GOAL:
Work out how many lines in the listing below include the word "Managed"; answer with the number alone.

DATASET:
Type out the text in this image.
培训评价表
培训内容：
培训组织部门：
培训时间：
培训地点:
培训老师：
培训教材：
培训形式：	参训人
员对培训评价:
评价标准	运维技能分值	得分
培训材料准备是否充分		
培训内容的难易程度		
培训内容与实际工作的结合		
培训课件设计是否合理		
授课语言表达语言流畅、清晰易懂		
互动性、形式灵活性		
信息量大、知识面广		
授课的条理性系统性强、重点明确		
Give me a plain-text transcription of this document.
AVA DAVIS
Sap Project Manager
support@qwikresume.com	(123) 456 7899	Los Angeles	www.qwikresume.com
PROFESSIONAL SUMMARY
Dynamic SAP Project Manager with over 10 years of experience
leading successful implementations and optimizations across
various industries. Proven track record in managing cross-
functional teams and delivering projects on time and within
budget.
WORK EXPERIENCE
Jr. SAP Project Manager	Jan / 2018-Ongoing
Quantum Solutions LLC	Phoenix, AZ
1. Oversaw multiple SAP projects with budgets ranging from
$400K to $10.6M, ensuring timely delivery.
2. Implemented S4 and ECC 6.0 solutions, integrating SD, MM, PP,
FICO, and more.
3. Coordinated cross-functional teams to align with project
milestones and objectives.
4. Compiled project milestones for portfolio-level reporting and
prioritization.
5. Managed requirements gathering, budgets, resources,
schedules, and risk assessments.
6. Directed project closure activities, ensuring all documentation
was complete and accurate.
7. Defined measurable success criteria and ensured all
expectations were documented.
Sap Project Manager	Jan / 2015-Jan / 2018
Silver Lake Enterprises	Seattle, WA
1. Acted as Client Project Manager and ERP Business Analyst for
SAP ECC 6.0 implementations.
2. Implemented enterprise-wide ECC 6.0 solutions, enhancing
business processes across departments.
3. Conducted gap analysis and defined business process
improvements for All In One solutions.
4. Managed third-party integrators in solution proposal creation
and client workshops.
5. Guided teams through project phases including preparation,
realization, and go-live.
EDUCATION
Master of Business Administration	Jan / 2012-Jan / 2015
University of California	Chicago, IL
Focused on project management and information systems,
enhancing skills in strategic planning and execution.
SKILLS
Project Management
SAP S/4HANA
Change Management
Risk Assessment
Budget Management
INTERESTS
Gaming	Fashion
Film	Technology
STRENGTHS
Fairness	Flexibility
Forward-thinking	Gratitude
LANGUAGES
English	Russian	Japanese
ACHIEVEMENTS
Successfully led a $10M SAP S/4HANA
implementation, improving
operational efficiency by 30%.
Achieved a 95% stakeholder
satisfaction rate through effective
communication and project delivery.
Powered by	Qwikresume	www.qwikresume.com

EXERCISE ANSWER:
2